══ Exercise inputs
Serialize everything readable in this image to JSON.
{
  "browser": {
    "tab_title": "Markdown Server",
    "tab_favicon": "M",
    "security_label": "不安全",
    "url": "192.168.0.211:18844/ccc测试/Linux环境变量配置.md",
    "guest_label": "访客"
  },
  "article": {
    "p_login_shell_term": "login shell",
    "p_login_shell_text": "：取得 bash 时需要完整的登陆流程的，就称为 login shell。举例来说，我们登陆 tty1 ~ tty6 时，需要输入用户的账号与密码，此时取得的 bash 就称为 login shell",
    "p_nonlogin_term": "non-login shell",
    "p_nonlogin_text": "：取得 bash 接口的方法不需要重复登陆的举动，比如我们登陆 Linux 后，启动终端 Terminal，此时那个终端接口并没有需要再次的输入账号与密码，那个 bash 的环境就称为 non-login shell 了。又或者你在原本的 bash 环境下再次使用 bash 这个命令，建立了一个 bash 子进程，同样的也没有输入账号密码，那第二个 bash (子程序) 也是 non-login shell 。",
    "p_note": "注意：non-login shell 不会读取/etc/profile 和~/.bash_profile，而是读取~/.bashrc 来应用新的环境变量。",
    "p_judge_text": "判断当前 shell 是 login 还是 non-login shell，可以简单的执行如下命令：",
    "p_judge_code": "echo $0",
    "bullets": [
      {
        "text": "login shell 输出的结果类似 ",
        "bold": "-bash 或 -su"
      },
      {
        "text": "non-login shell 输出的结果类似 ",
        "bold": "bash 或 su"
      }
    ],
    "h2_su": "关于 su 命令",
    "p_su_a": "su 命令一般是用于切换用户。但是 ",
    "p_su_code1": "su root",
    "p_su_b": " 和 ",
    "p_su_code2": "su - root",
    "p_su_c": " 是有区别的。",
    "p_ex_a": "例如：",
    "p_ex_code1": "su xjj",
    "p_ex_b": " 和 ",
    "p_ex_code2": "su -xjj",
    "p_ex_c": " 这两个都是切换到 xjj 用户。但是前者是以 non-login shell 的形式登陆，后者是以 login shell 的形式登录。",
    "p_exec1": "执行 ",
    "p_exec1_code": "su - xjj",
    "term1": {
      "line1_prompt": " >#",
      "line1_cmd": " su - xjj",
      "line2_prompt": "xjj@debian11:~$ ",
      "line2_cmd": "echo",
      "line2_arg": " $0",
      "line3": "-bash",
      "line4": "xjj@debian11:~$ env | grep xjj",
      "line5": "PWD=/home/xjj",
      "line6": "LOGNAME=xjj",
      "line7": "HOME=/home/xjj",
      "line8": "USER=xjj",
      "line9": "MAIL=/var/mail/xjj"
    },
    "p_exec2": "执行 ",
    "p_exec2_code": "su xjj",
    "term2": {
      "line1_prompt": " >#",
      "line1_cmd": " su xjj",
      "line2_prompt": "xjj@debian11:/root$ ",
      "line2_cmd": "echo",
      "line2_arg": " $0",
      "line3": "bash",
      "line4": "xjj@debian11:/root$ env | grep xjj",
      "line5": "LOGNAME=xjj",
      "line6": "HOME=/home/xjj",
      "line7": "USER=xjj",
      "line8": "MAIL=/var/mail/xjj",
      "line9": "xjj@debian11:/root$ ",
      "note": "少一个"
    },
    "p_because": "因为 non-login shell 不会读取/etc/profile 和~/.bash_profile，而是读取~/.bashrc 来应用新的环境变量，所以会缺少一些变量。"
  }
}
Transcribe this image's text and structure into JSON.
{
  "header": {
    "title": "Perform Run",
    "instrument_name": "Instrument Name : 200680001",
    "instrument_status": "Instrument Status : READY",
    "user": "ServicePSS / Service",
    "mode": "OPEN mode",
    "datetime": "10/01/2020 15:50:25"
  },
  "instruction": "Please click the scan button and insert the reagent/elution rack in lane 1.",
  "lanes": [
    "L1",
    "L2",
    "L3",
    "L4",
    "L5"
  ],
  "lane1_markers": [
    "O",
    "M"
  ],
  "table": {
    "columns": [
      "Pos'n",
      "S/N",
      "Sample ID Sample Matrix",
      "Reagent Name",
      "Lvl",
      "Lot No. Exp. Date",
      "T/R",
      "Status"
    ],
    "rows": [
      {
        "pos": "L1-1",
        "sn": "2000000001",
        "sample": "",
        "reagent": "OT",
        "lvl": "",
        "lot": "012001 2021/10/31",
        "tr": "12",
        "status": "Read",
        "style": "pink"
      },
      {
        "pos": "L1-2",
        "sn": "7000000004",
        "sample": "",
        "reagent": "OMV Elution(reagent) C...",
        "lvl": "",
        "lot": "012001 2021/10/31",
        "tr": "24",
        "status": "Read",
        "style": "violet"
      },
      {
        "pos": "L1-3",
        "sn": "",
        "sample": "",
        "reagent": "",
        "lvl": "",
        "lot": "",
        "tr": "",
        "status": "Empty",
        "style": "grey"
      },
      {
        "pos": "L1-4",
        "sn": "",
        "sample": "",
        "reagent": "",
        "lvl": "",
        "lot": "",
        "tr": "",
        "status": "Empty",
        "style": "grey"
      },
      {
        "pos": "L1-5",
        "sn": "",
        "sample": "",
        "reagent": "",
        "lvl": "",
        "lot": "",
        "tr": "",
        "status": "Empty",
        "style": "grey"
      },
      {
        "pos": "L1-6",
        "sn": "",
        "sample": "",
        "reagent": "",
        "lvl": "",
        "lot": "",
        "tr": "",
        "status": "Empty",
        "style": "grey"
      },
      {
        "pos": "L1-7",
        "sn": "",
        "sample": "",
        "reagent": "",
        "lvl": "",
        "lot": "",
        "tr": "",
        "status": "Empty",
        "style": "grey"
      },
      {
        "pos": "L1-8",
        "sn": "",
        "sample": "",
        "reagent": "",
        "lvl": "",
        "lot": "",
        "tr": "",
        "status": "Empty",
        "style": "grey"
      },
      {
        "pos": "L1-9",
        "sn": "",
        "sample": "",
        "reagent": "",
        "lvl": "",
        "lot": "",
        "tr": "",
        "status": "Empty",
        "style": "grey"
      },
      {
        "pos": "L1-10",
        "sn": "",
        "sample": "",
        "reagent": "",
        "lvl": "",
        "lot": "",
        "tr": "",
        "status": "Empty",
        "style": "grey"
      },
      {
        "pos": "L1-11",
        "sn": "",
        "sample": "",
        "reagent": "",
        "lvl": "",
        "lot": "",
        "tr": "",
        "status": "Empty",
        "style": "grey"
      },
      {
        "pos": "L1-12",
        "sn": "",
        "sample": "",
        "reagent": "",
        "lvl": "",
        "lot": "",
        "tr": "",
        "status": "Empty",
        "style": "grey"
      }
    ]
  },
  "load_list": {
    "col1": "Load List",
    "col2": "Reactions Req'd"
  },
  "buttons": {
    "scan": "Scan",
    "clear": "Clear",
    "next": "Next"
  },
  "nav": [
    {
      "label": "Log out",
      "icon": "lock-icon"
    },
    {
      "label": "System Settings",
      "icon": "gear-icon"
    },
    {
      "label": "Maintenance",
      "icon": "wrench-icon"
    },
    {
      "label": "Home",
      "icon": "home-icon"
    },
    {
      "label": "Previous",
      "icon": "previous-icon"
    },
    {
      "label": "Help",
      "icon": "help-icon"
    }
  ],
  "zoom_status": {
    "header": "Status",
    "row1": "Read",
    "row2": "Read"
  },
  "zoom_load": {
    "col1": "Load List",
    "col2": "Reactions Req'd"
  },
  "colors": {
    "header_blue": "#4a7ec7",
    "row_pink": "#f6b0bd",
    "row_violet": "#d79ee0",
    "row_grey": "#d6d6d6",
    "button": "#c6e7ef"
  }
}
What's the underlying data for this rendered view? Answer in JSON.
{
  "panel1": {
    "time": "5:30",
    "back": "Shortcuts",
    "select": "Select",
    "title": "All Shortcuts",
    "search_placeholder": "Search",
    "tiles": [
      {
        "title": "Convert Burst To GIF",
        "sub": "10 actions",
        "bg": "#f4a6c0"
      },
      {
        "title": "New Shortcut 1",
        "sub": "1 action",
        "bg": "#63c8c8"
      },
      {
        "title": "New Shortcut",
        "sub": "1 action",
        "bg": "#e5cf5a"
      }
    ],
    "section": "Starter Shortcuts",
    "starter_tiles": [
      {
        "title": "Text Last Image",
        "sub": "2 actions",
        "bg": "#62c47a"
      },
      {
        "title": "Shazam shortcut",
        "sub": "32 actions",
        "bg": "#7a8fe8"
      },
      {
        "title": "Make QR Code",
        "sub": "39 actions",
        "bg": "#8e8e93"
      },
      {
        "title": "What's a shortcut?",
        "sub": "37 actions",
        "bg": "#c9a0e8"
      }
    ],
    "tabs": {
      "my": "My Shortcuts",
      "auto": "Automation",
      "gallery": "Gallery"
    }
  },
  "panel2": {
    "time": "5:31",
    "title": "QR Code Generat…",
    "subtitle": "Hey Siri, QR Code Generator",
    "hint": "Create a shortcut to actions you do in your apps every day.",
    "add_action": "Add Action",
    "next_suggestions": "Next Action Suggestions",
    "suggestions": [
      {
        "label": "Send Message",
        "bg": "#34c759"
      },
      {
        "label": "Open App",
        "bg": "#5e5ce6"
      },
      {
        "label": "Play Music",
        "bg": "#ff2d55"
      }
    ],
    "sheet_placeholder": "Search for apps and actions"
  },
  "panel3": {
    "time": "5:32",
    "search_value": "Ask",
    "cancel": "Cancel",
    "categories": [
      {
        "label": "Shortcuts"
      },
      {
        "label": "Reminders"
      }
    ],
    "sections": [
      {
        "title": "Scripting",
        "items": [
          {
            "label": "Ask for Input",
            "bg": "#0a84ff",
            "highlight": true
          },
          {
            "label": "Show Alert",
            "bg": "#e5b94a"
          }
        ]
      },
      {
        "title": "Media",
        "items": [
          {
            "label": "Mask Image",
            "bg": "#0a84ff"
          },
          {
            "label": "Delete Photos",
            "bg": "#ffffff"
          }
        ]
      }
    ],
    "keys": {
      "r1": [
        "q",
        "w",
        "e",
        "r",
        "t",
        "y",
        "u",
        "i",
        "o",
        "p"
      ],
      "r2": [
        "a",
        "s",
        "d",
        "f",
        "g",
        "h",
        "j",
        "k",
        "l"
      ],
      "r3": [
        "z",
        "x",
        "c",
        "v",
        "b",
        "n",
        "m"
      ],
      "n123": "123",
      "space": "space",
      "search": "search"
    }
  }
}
════
- **Exercise objective**
From the listing, copy each line containing the word "scan".

- **Solution to the problem**
  "instruction": "Please click the scan button and insert the reagent/elution rack in lane 1.",
    "scan": "Scan",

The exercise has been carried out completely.